Tareas requeridas:
[A] Según el texto sobre Varda y los recolectores, ¿qué cosas pueden producirse al recoger, reutilizar y montar los testimonios e imágenes? Enuméralas todas.
[B] Cita textualmente el pasaje del texto sobre Varda y los recolectores que comienza en "Estos testimonios e" y termina en "toma de posición.".
[C] Escribe la continuación del texto sobre Varda y los recolectores a partir de su última oración.

Texto proporcionado:
┄┄┄┄┄┄┄┄┄┄┄┄┄┄┄┄┄┄┄┄

La autora atraviesa carreteras
pobladas por camiones de carga pesada en busca de los recolectores franceses del
campo contemporáneo. Esta vez encontrará gente de ambos sexos, recogiendo frutos,
papas descartadas por no cumplir determinados estándares industriales, uvas que
no han madurado lo suficiente para convertirlas en vino, mariscos en las
orillas y otros productos, cualquier cosa útil que se haya dejado en la
carretera o en algún tiradero. Los testimonios que Varda recoge tienen que ver
con el desamparo, con las consecuencias de ciertas decisiones, con los efectos
del vicio, con la falta de oportunidades, con la marginación y el racismo (el
grupo de gitanos por ejemplo), es decir, con la pobreza y todo lo que la
circunda. Al mismo tiempo, la convivencia con la acción de propietarios y de la
policía, cercando y controlando –cuando no sancionando- sus actividades, contribuye
a hacer más difícil su existencia. Pero también en esos espacios, entre casas
rodantes y frágiles campamentos, suceden acontecimientos como la amistad, las relaciones
amorosas y la actitud solidaria. Dispersos en grandes áreas de la campiña
francesa, estos hombres y mujeres hablan a la cámara con aparente naturalidad. La
cámara de video que porta Varda no sólo le da facilidad en el traslado, sino
hasta genera un aire menos invasivo.
Estos testimonios e imágenes,
materiales construidos a partir de fragmentos de vidas, son también recogidos,
reutilizados y montados para producir una película, un estudio, un mensaje, o
un discurso. Quizás todo a la vez. La directora se hace eco de la tradición del
“espigueo” a su propia manera. (Encuentra algún símil en el trabajo de Étienne
Jules Marey, quien atrapaba “momentos” y los convertía en fotografías
experimentales y trozos de película, con una cámara modificada por él mismo -un
antecedente del cinematógrafo). Desapercibidas por la normalidad del orden
cotidiano, estas prácticas inscritas en los márgenes (de la economía oficial y
la política inclusiva y de derechos) son captadas por la directora, puestas
sobre la luz, visibilizadas desde una toma de posición.

┄┄┄┄┄┄┄┄┄┄┄┄┄┄┄┄┄┄┄┄

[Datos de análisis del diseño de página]

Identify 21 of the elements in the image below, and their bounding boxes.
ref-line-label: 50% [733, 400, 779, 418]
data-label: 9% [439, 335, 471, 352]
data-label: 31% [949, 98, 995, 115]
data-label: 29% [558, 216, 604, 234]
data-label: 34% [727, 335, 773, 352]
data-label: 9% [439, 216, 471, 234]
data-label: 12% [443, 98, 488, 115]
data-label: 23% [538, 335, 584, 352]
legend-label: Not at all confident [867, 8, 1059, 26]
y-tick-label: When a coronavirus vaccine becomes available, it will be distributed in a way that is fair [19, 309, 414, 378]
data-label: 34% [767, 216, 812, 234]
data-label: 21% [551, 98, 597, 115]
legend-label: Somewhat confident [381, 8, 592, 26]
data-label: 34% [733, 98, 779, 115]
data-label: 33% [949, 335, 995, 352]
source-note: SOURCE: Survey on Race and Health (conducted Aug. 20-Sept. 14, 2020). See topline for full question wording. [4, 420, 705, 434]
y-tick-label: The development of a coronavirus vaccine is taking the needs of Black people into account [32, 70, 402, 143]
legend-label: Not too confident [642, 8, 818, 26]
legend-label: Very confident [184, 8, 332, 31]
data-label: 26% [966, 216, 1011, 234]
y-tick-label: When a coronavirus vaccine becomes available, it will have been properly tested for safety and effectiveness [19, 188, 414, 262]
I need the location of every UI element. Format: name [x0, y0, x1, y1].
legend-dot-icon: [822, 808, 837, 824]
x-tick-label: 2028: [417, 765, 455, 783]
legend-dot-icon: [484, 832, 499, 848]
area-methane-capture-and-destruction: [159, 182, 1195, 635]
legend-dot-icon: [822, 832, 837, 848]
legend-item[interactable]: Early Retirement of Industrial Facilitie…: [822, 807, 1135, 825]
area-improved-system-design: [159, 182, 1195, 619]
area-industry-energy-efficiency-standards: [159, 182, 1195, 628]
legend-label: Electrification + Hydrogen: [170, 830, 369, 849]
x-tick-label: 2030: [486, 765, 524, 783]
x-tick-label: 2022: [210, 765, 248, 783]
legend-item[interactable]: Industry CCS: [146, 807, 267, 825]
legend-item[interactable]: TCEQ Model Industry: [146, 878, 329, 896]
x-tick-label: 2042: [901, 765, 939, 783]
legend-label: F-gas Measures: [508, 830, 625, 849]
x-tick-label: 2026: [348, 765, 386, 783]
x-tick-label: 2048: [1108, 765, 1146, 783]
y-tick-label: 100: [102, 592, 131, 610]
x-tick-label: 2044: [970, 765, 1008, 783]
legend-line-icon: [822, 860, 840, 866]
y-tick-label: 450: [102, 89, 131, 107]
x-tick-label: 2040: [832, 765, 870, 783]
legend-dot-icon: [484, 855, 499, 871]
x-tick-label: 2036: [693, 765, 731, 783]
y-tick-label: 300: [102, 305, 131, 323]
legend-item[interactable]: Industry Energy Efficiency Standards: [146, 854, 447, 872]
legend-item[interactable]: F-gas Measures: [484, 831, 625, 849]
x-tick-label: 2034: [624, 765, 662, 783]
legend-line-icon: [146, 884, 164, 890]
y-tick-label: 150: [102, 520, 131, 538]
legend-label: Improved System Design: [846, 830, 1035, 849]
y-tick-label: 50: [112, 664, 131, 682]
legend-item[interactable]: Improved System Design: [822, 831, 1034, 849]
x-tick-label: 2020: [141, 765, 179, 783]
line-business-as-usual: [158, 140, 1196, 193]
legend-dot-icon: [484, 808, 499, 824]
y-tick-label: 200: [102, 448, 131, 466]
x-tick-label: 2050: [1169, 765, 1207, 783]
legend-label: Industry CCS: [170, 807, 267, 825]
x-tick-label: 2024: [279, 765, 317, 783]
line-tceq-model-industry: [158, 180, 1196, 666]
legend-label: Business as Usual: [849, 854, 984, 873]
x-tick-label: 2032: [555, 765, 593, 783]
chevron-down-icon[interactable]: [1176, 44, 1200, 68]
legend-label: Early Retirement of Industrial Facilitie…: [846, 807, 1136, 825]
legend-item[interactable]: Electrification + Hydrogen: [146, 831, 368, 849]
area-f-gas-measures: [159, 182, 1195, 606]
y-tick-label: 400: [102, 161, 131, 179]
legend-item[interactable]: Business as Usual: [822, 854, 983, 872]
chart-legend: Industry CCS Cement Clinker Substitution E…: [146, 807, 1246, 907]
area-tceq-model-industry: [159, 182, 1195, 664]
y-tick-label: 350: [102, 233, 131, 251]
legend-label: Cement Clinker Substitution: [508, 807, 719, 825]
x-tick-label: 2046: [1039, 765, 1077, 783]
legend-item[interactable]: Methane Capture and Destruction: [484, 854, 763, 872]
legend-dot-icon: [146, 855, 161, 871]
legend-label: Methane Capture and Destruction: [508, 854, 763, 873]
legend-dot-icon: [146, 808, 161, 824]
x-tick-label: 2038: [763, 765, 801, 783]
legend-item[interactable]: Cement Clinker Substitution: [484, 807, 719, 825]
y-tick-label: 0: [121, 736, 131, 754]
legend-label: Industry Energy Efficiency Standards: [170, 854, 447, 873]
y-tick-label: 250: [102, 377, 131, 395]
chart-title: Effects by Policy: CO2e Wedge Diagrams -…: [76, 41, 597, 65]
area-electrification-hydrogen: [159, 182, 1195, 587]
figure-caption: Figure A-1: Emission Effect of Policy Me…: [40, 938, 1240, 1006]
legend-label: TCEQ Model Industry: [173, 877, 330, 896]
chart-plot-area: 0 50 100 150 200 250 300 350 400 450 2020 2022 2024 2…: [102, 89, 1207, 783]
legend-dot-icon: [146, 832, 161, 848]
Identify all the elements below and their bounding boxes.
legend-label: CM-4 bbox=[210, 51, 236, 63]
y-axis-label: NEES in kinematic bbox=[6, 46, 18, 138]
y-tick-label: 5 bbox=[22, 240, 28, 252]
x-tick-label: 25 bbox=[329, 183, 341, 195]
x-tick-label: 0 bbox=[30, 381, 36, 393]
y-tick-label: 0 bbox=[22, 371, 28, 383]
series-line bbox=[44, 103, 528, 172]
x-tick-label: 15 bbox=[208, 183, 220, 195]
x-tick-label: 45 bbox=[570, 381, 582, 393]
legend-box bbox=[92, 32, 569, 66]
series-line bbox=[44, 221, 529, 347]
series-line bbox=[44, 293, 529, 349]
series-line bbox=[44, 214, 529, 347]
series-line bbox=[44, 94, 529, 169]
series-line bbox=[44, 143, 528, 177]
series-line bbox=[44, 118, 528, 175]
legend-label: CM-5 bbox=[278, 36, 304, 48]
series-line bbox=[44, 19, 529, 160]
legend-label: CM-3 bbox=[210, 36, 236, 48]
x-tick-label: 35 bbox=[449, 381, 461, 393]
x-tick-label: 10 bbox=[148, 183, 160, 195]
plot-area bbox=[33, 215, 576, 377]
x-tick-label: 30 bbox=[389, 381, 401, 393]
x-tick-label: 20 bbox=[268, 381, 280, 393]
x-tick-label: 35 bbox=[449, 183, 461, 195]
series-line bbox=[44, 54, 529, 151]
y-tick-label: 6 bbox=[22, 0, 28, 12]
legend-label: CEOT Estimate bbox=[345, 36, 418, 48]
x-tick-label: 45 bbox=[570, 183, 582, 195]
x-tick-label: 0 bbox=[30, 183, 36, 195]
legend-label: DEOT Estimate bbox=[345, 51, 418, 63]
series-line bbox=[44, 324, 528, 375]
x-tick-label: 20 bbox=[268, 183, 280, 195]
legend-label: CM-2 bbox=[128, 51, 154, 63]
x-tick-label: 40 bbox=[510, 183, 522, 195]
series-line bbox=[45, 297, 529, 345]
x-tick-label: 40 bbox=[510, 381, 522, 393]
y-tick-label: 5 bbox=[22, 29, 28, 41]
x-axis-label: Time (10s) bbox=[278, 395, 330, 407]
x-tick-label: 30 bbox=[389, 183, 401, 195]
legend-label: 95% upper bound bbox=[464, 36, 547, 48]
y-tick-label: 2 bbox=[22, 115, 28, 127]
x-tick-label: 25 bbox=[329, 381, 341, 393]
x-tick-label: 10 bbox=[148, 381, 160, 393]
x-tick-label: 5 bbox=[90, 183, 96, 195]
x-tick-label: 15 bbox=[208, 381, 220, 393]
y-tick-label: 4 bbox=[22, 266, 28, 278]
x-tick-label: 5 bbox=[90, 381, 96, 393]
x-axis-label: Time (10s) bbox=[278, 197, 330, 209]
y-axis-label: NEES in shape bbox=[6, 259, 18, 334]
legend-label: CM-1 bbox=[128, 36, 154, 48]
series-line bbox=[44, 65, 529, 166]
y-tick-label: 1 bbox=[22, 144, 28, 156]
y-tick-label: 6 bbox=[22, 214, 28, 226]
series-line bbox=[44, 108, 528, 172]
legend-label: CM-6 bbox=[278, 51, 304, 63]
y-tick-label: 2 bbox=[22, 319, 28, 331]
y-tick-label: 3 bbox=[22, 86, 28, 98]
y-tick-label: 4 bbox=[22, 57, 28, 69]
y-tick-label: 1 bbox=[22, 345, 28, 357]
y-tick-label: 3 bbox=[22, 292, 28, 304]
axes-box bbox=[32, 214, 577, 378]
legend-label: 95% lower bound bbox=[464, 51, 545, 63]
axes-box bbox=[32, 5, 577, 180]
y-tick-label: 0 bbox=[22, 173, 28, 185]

┄┄┄┄┄┄┄┄┄┄┄┄┄┄┄┄┄┄┄┄

Respuestas numeradas:
[A]
- una película
- un estudio
- un mensaje
- un discurso

[B]
Estos testimonios e imágenes,
materiales construidos a partir de fragmentos de vidas, son también recogidos,
reutilizados y montados para producir una película, un estudio, un mensaje, o
un discurso. Quizás todo a la vez. La directora se hace eco de la tradición del
“espigueo” a su propia manera. (Encuentra algún símil en el trabajo de Étienne
Jules Marey, quien atrapaba “momentos” y los convertía en fotografías
experimentales y trozos de película, con una cámara modificada por él mismo -un
antecedente del cinematógrafo). Desapercibidas por la normalidad del orden
cotidiano, estas prácticas inscritas en los márgenes (de la economía oficial y
la política inclusiva y de derechos) son captadas por la directora, puestas
sobre la luz, visibilizadas desde una toma de posición.

[C]
La ciudad conforma un espacio en
donde el consumismo y el despilfarro abren muchas posibilidades para la
recolección. Artistas de la basura –un viejo que construye esculturas-,
migrantes que reparan aparatos domésticos abandonados, ya sea para usarlos o
para sacarles un dinero; hallazgos encontrados en contenedores con las fechas
de vencimiento aún vigentes; sujetos que rescatan lo que dejen los mercados populares,
o cocineros en busca de algún ingrediente menos costoso para su restaurante. Los
“restos” que la sociedad opulenta deja para su deterioro, permiten sobrevivir a
muchos individuos o tener modos alternativos de existencia. Pero lo que subyace
en la mayoría es la propia lucha que entablan con la precariedad en el día a
día.
Una lógica evidente impide que
medios más racionales reorganicen los usos de productos y objetos. (Los hábitos
y costumbres que difunde e impone el capitalismo, para ser claros). La autora
critica directamente el derroche y el consumismo y se pregunta sobre el fin de
la sociedad o lo que sucederá con la sobreexplotación que este sistema ejerce
sobre el medio ambiente. ¿A dónde irán a parar estas personas cuando los
recursos empiecen a agotarse o las políticas del poder tengan coberturas más
limitadas o distribución más exclusiva?
Cámara en mano, como se dice, Varda
elabora una mirada profundamente comprometida tanto en la intimidad que desarrolla
con sus entrevistados-actores sociales, como en los lugares que visita, en el
registro de las actividades, y en las críticas imágenes que muestran terrenos vedados:
áreas en donde no se permite el paso, campos protegidos por sus dueños -por su derecho a la propiedad
privada-, lugares vacíos, olvidados, después de haber concluido su ciclo
productivo.
En ese mundo humano de restos, aparece la fuerza y la dignidad de los sobrevivientes, de los marginados, desde aquellas campesinas de la pintura de Millet, hasta los espigadores contemporáneos, como aquel vegetariano que recoge verduras sobrantes del mercado y que después de su trabajo de vendedor de libros y revistas se da tiempo para enseñar francés a un grupo de inmigrantes africanos en una asociación cultural, casi como un gesto de reciprocidad comunal o simple solidaridad de clase.